* Task instructions *
From the line containing "What does this" down to the final line of the entries below, quote every line verbatim. Exclude pictures.
** Begin Extracted records **
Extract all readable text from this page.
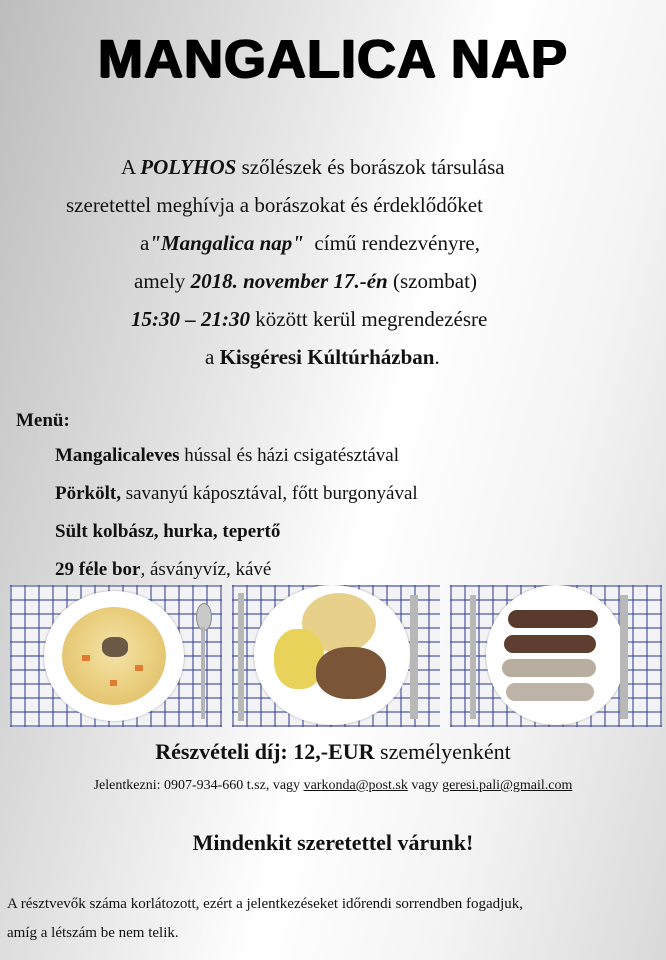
MANGALICA NAP
A POLYHOS szőlészek és borászok társulása
szeretettel meghívja a borászokat és érdeklődőket
a"Mangalica nap"  című rendezvényre,
amely 2018. november 17.-én (szombat)
15:30 – 21:30 között kerül megrendezésre
a Kisgéresi Kúltúrházban.
Menü:
Mangalicaleves hússal és házi csigatésztával
Pörkölt, savanyú káposztával, főtt burgonyával
Sült kolbász, hurka, tepertő
29 féle bor, ásványvíz, kávé
Részvételi díj: 12,-EUR személyenként
Jelentkezni: 0907-934-660 t.sz, vagy varkonda@post.sk vagy geresi.pali@gmail.com
Mindenkit szeretettel várunk!
A résztvevők száma korlátozott, ezért a jelentkezéseket időrendi sorrendben fogadjuk,
amíg a létszám be nem telik.
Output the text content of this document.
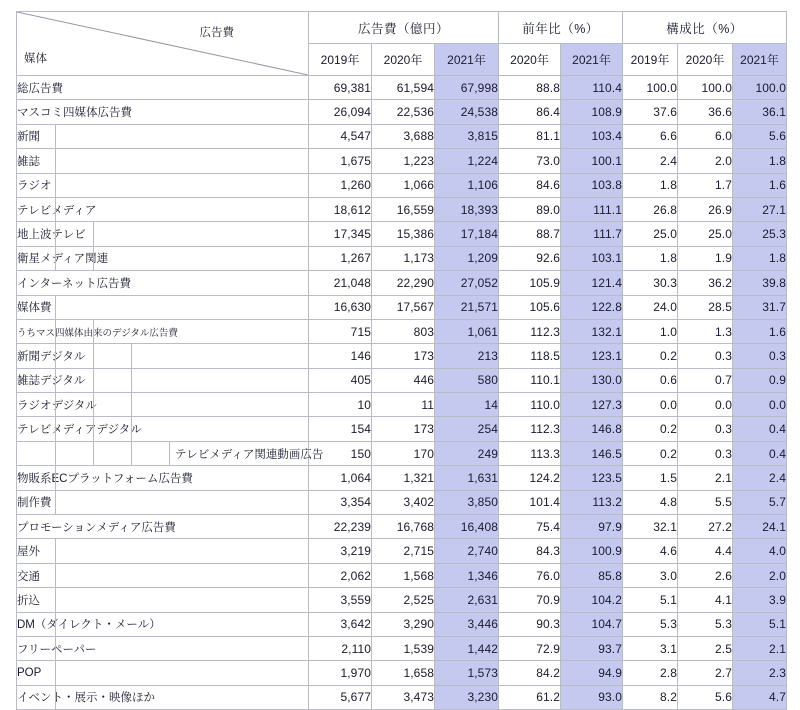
広告費
媒体	広告費（億円）			前年比（%）		構成比（%）		
	2019年	2020年	2021年	2020年	2021年	2019年	2020年	2021年
総広告費	69,381	61,594	67,998	88.8	110.4	100.0	100.0	100.0
マスコミ四媒体広告費	26,094	22,536	24,538	86.4	108.9	37.6	36.6	36.1

新聞	4,547	3,688	3,815	81.1	103.4	6.6	6.0	5.6

雑誌	1,675	1,223	1,224	73.0	100.1	2.4	2.0	1.8

ラジオ	1,260	1,066	1,106	84.6	103.8	1.8	1.7	1.6

テレビメディア	18,612	16,559	18,393	89.0	111.1	26.8	26.9	27.1

地上波テレビ	17,345	15,386	17,184	88.7	111.7	25.0	25.0	25.3

衛星メディア関連	1,267	1,173	1,209	92.6	103.1	1.8	1.9	1.8
インターネット広告費	21,048	22,290	27,052	105.9	121.4	30.3	36.2	39.8

媒体費	16,630	17,567	21,571	105.6	122.8	24.0	28.5	31.7

うちマス四媒体由来のデジタル広告費	715	803	1,061	112.3	132.1	1.0	1.3	1.6

新聞デジタル	146	173	213	118.5	123.1	0.2	0.3	0.3

雑誌デジタル	405	446	580	110.1	130.0	0.6	0.7	0.9

ラジオデジタル	10	11	14	110.0	127.3	0.0	0.0	0.0

テレビメディアデジタル	154	173	254	112.3	146.8	0.2	0.3	0.4

テレビメディア関連動画広告	150	170	249	113.3	146.5	0.2	0.3	0.4

物販系ECプラットフォーム広告費	1,064	1,321	1,631	124.2	123.5	1.5	2.1	2.4

制作費	3,354	3,402	3,850	101.4	113.2	4.8	5.5	5.7
プロモーションメディア広告費	22,239	16,768	16,408	75.4	97.9	32.1	27.2	24.1

屋外	3,219	2,715	2,740	84.3	100.9	4.6	4.4	4.0

交通	2,062	1,568	1,346	76.0	85.8	3.0	2.6	2.0

折込	3,559	2,525	2,631	70.9	104.2	5.1	4.1	3.9

DM（ダイレクト・メール）	3,642	3,290	3,446	90.3	104.7	5.3	5.3	5.1

フリーペーパー	2,110	1,539	1,442	72.9	93.7	3.1	2.5	2.1

POP	1,970	1,658	1,573	84.2	94.9	2.8	2.7	2.3

イベント・展示・映像ほか	5,677	3,473	3,230	61.2	93.0	8.2	5.6	4.7
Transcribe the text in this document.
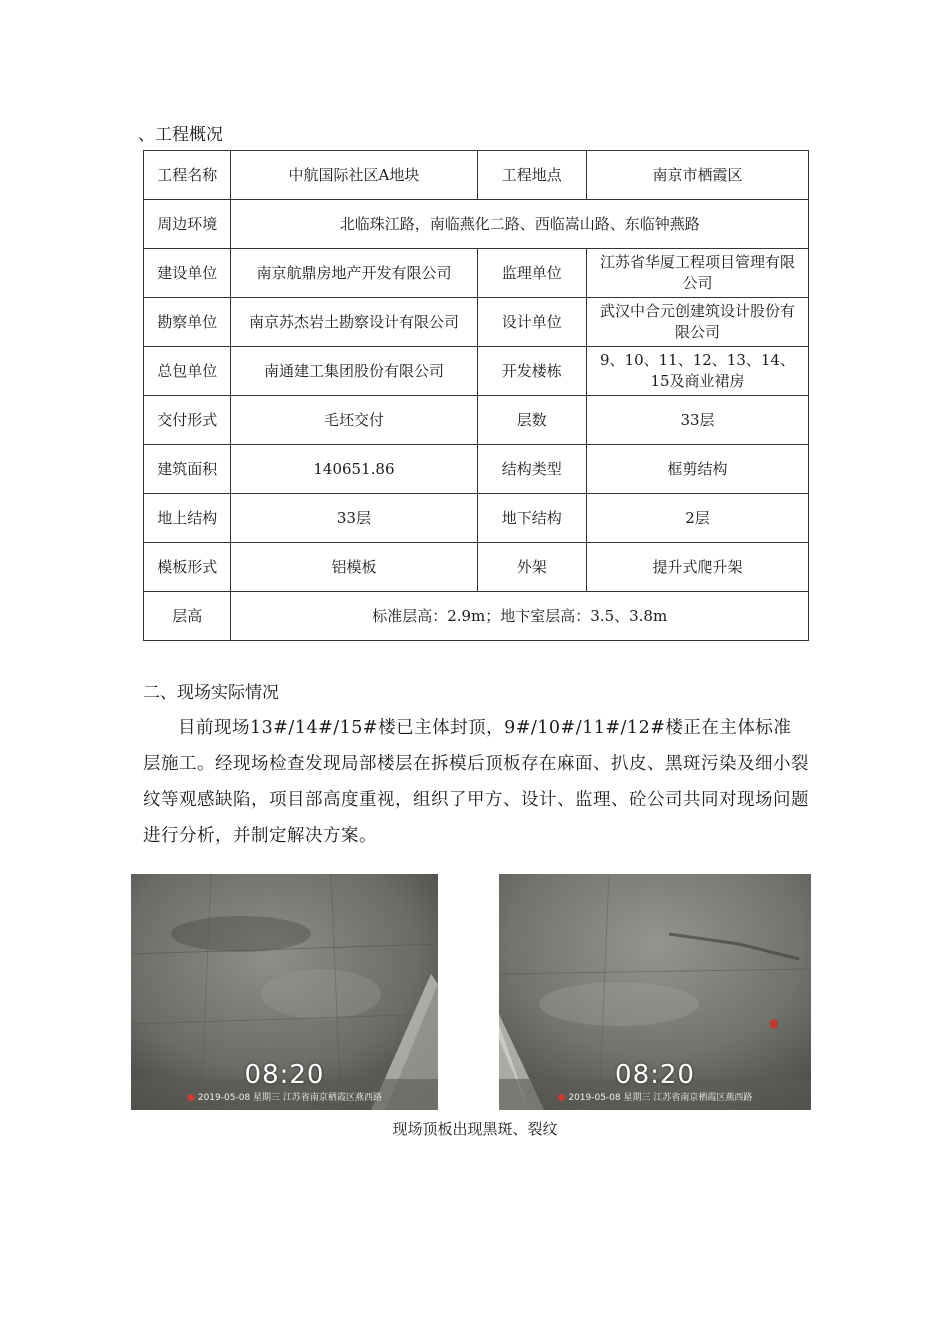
、工程概况
工程名称	中航国际社区A地块	工程地点	南京市栖霞区
周边环境	北临珠江路，南临燕化二路、西临嵩山路、东临钟燕路		
建设单位	南京航鼎房地产开发有限公司	监理单位	江苏省华厦工程项目管理有限公司
勘察单位	南京苏杰岩土勘察设计有限公司	设计单位	武汉中合元创建筑设计股份有限公司
总包单位	南通建工集团股份有限公司	开发楼栋	9、10、11、12、13、14、15及商业裙房
交付形式	毛坯交付	层数	33层
建筑面积	140651.86	结构类型	框剪结构
地上结构	33层	地下结构	2层
模板形式	铝模板	外架	提升式爬升架
层高	标准层高：2.9m；地卞室层高：3.5、3.8m		
二、现场实际情况
目前现场13#/14#/15#楼已主体封顶，9#/10#/11#/12#楼正在主体标准层施工。经现场检查发现局部楼层在拆模后顶板存在麻面、扒皮、黑斑污染及细小裂纹等观感缺陷，项目部高度重视，组织了甲方、设计、监理、砼公司共同对现场问题进行分析，并制定解决方案。
08:20
● 2019-05-08 星期三 江苏省南京栖霞区燕西路
08:20
● 2019-05-08 星期三 江苏省南京栖霞区燕西路
现场顶板出现黑斑、裂纹
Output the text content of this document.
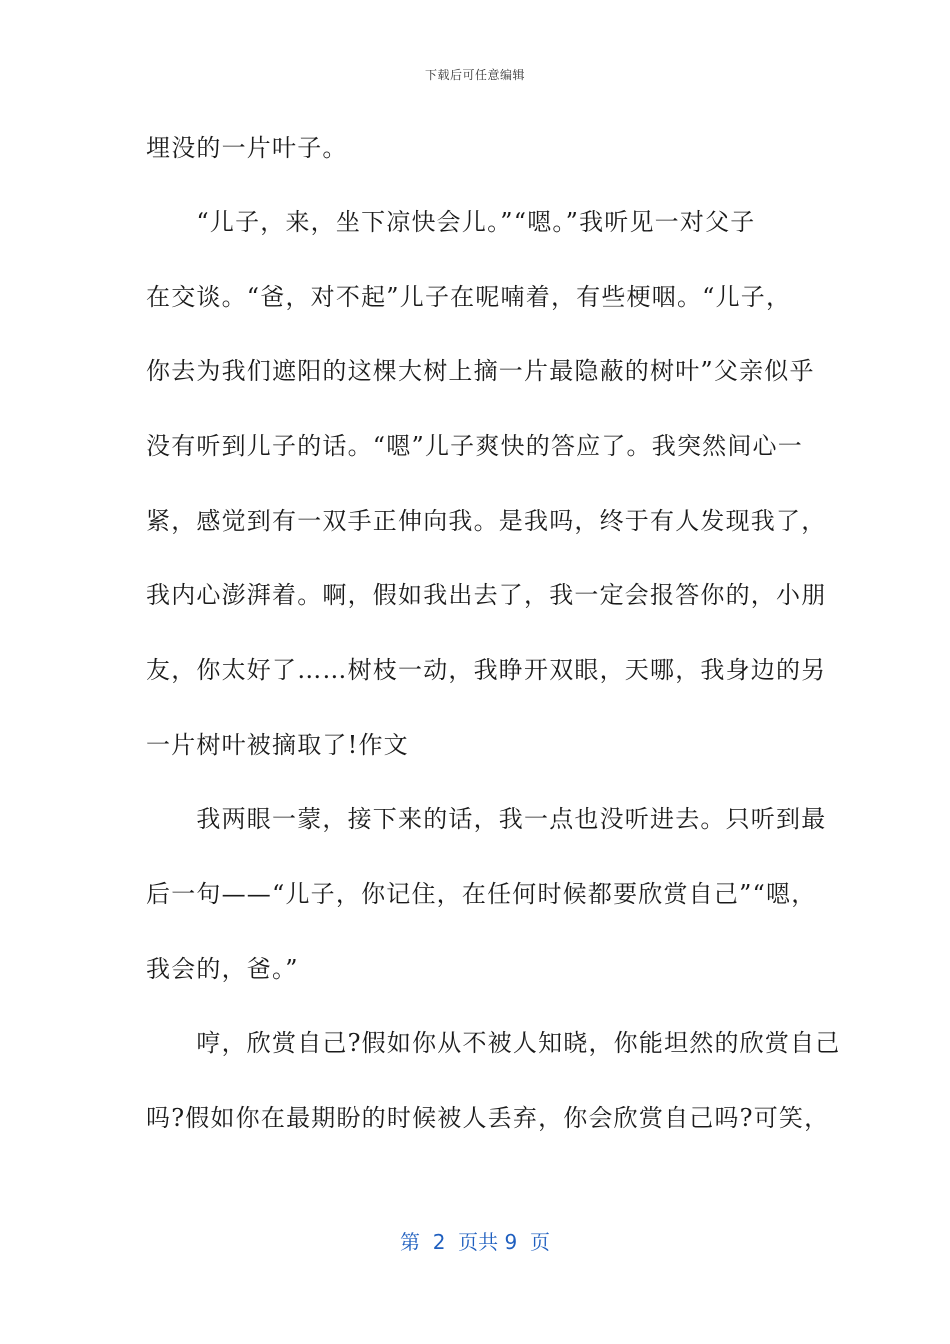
下载后可任意编辑
埋没的一片叶子。
　　“儿子，来，坐下凉快会儿。”“嗯。”我听见一对父子
在交谈。“爸，对不起”儿子在呢喃着，有些梗咽。“儿子，
你去为我们遮阳的这棵大树上摘一片最隐蔽的树叶”父亲似乎
没有听到儿子的话。“嗯”儿子爽快的答应了。我突然间心一
紧，感觉到有一双手正伸向我。是我吗，终于有人发现我了，
我内心澎湃着。啊，假如我出去了，我一定会报答你的，小朋
友，你太好了……树枝一动，我睁开双眼，天哪，我身边的另
一片树叶被摘取了!作文
　　我两眼一蒙，接下来的话，我一点也没听进去。只听到最
后一句——“儿子，你记住，在任何时候都要欣赏自己”“嗯，
我会的，爸。”
　　哼，欣赏自己?假如你从不被人知晓，你能坦然的欣赏自己
吗?假如你在最期盼的时候被人丢弃，你会欣赏自己吗?可笑，
第  2  页共 9  页
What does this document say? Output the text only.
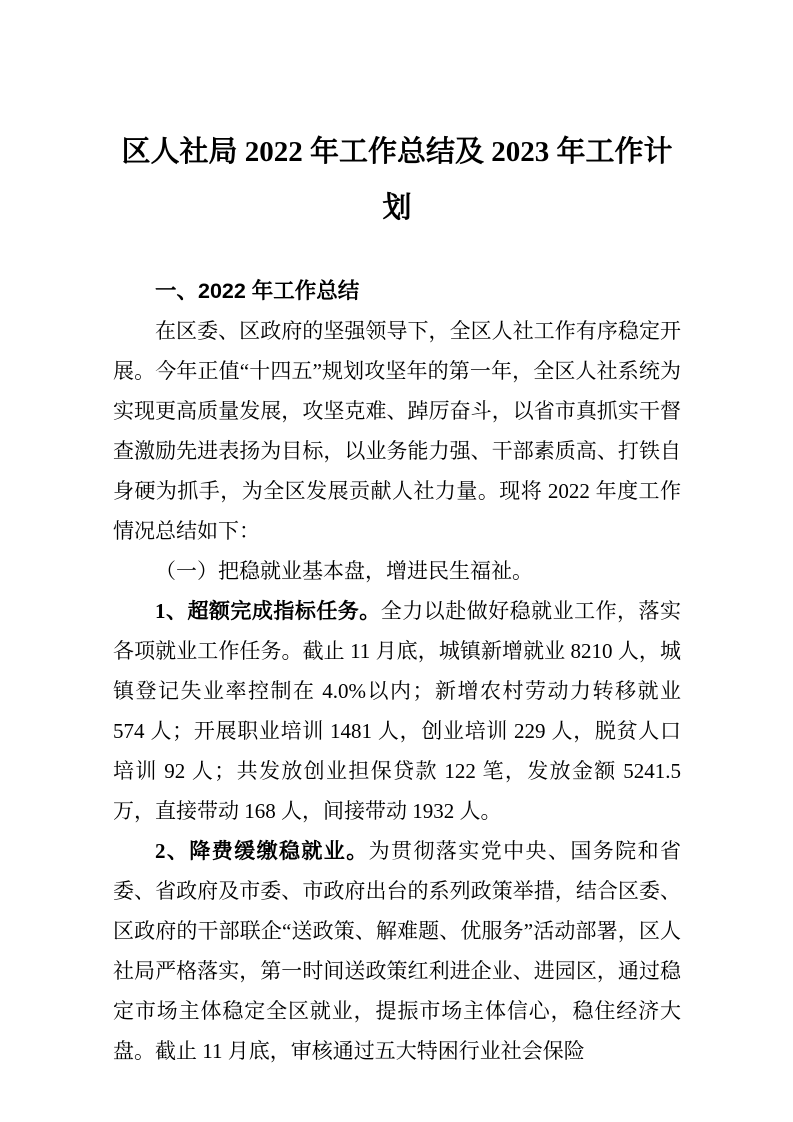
区人社局 2022 年工作总结及 2023 年工作计
划
一、2022 年工作总结

在区委、区政府的坚强领导下，全区人社工作有序稳定开展。今年正值“十四五”规划攻坚年的第一年，全区人社系统为实现更高质量发展，攻坚克难、踔厉奋斗，以省市真抓实干督查激励先进表扬为目标，以业务能力强、干部素质高、打铁自身硬为抓手，为全区发展贡献人社力量。现将 2022 年度工作情况总结如下：

（一）把稳就业基本盘，增进民生福祉。

1、超额完成指标任务。全力以赴做好稳就业工作，落实各项就业工作任务。截止 11 月底，城镇新增就业 8210 人，城镇登记失业率控制在 4.0%以内；新增农村劳动力转移就业 574 人；开展职业培训 1481 人，创业培训 229 人，脱贫人口培训 92 人；共发放创业担保贷款 122 笔，发放金额 5241.5 万，直接带动 168 人，间接带动 1932 人。

2、降费缓缴稳就业。为贯彻落实党中央、国务院和省委、省政府及市委、市政府出台的系列政策举措，结合区委、区政府的干部联企“送政策、解难题、优服务”活动部署，区人社局严格落实，第一时间送政策红利进企业、进园区，通过稳定市场主体稳定全区就业，提振市场主体信心，稳住经济大盘。截止 11 月底，审核通过五大特困行业社会保险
** End Extracted records **
* Solution for this task *
What does this document say? Output the text only.
区人社局 2022 年工作总结及 2023 年工作计
划
一、2022 年工作总结

在区委、区政府的坚强领导下，全区人社工作有序稳定开展。今年正值“十四五”规划攻坚年的第一年，全区人社系统为实现更高质量发展，攻坚克难、踔厉奋斗，以省市真抓实干督查激励先进表扬为目标，以业务能力强、干部素质高、打铁自身硬为抓手，为全区发展贡献人社力量。现将 2022 年度工作情况总结如下：

（一）把稳就业基本盘，增进民生福祉。

1、超额完成指标任务。全力以赴做好稳就业工作，落实各项就业工作任务。截止 11 月底，城镇新增就业 8210 人，城镇登记失业率控制在 4.0%以内；新增农村劳动力转移就业 574 人；开展职业培训 1481 人，创业培训 229 人，脱贫人口培训 92 人；共发放创业担保贷款 122 笔，发放金额 5241.5 万，直接带动 168 人，间接带动 1932 人。

2、降费缓缴稳就业。为贯彻落实党中央、国务院和省委、省政府及市委、市政府出台的系列政策举措，结合区委、区政府的干部联企“送政策、解难题、优服务”活动部署，区人社局严格落实，第一时间送政策红利进企业、进园区，通过稳定市场主体稳定全区就业，提振市场主体信心，稳住经济大盘。截止 11 月底，审核通过五大特困行业社会保险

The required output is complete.